● **The problem**:
Find each line with the word "acceptable" and copy it.
== Material for this exercise
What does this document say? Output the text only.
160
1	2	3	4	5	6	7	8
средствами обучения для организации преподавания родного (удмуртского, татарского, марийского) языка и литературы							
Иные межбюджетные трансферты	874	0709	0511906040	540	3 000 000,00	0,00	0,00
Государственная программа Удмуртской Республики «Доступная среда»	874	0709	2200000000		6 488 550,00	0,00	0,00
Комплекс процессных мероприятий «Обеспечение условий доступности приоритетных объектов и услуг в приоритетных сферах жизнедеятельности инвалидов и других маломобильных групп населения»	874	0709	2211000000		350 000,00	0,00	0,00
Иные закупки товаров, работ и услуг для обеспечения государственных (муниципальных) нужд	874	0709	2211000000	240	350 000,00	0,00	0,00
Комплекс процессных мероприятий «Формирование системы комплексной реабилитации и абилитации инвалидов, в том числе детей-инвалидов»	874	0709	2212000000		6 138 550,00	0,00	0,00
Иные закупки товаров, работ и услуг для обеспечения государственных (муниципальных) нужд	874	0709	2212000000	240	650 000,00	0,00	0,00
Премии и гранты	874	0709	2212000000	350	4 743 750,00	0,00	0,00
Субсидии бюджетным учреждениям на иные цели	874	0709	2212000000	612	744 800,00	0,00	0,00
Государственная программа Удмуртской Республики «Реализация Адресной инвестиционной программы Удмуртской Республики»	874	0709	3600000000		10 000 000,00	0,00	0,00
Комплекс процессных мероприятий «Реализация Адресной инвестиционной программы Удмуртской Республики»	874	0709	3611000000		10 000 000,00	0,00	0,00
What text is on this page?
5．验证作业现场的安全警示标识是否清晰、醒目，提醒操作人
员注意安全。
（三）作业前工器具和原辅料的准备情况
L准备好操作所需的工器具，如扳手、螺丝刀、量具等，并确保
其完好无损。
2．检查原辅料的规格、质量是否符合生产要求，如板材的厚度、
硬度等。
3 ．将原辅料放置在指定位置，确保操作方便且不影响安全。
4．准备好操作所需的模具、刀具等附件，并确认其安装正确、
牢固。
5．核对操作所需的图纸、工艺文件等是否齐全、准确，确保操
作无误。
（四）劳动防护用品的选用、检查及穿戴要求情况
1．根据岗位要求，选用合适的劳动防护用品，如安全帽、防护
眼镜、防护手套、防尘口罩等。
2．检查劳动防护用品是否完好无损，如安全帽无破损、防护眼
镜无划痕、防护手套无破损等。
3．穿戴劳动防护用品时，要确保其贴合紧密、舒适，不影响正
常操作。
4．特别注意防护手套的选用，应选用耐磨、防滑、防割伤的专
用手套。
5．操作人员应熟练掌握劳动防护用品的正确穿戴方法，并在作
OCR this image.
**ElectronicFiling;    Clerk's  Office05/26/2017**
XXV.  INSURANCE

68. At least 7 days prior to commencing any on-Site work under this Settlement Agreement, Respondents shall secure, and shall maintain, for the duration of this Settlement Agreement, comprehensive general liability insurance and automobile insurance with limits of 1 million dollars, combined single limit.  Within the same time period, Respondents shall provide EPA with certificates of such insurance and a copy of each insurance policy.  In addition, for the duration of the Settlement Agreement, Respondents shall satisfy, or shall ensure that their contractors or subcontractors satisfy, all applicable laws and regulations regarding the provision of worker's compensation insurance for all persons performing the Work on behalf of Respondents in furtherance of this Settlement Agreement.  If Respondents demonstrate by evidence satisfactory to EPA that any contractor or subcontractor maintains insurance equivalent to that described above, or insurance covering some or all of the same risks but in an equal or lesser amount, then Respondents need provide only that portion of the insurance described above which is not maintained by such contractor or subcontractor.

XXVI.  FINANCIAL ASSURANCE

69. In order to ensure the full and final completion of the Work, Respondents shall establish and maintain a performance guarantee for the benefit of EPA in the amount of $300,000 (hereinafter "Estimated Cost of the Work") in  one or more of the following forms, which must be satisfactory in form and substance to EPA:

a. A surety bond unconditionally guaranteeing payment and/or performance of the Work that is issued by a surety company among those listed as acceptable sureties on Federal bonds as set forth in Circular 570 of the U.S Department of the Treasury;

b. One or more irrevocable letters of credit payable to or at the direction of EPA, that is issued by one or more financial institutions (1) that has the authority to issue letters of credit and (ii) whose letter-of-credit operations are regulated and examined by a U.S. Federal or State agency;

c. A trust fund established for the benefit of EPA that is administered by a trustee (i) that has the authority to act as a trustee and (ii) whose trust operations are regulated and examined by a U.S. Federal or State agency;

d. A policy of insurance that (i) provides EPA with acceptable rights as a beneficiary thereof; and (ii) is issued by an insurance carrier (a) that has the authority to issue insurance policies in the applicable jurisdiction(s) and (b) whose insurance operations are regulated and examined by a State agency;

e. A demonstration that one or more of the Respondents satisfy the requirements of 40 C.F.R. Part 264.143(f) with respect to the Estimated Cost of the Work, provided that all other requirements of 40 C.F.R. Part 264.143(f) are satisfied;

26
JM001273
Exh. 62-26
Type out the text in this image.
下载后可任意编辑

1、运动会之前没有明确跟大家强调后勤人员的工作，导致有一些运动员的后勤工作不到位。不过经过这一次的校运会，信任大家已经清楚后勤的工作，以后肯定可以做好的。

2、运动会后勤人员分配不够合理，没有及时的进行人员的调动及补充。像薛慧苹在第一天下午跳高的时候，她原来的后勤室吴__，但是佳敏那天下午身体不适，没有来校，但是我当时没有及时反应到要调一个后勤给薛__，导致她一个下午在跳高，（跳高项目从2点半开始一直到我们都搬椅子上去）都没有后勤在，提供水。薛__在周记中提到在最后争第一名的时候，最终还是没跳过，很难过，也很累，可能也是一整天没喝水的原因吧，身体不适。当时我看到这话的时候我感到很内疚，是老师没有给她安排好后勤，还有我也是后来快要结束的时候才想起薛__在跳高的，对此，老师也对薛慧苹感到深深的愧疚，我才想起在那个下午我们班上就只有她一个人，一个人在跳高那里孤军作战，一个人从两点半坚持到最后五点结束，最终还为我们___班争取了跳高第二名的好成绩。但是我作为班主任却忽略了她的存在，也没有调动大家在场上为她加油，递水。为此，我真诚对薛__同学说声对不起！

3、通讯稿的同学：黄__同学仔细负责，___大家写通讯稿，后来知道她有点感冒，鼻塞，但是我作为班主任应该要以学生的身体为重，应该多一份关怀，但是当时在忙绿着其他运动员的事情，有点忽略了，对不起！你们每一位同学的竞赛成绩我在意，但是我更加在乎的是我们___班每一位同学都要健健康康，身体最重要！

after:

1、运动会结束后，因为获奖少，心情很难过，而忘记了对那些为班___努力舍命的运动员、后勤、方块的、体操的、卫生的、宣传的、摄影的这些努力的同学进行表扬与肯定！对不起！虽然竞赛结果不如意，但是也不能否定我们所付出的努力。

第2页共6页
====
● **Exercise result**:
a. A surety bond unconditionally guaranteeing payment and/or performance of the Work that is issued by a surety company among those listed as acceptable sureties on Federal bonds as set forth in Circular 570 of the U.S Department of the Treasury;
d. A policy of insurance that (i) provides EPA with acceptable rights as a beneficiary thereof; and (ii) is issued by an insurance carrier (a) that has the authority to issue insurance policies in the applicable jurisdiction(s) and (b) whose insurance operations are regulated and examined by a State agency;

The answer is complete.